## TASK INPUTS

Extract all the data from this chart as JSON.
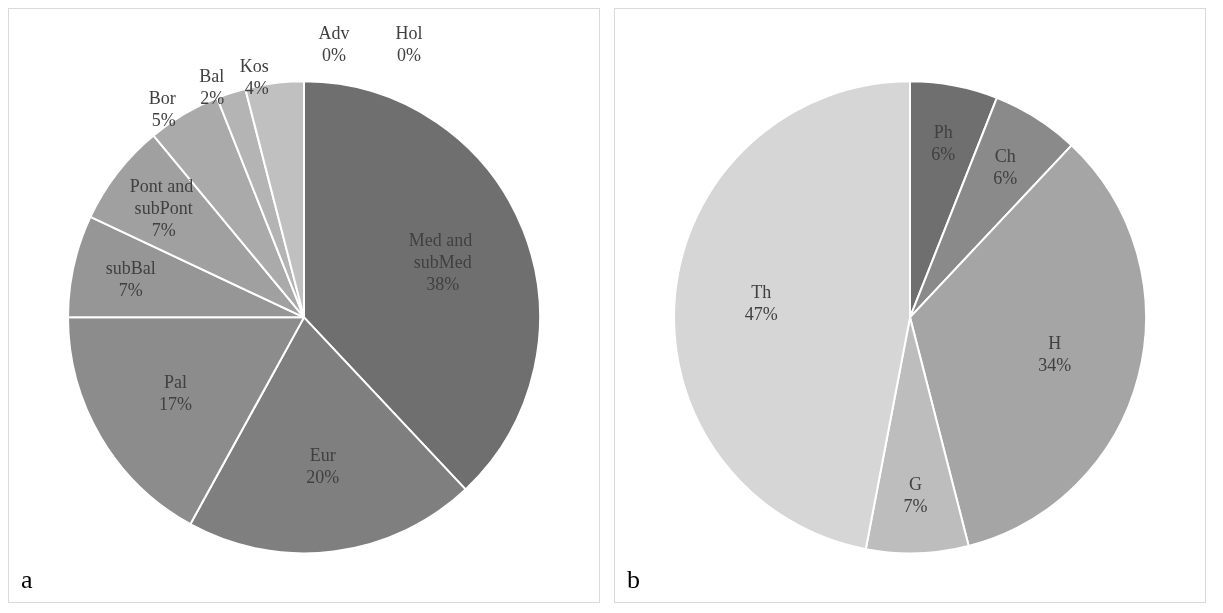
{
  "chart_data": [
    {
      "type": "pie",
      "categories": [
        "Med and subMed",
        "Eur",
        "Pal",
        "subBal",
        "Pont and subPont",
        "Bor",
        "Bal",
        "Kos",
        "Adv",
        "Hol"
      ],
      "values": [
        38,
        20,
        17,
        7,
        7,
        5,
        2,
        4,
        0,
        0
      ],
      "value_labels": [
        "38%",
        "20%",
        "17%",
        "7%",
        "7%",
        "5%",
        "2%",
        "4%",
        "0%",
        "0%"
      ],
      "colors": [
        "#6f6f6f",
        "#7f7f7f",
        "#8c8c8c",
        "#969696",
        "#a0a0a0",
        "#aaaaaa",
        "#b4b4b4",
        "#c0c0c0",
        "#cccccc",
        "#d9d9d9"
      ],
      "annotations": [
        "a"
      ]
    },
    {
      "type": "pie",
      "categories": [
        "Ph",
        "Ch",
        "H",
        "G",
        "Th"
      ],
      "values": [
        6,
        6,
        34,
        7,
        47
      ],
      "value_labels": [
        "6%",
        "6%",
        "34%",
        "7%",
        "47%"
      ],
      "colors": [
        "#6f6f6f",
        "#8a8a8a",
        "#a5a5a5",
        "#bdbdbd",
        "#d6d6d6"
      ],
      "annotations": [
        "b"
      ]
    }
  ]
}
* * *
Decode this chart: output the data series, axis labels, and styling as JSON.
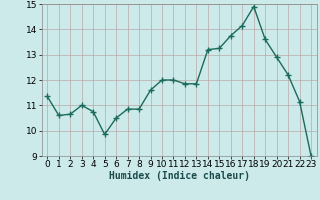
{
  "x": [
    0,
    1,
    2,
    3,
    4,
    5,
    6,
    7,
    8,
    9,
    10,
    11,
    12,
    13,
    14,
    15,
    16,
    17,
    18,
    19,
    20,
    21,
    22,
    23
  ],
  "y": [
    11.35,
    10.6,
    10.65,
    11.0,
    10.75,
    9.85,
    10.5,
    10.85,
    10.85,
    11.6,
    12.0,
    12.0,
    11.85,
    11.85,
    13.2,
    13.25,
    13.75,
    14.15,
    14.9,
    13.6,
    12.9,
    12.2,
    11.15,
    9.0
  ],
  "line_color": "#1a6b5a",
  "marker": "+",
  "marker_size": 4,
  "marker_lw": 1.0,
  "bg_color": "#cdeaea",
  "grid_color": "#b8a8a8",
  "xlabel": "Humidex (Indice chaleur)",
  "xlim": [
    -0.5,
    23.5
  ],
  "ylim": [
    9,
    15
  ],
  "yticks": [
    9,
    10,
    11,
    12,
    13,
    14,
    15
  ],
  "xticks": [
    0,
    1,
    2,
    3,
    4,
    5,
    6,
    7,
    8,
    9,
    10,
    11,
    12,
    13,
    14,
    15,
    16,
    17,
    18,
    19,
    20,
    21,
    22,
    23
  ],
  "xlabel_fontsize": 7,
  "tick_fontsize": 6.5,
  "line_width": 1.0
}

## PROBLEM
Give the count of lines in the listing that hold the word "JSON", with no other text.

## OUTPUT OF THE TASK
2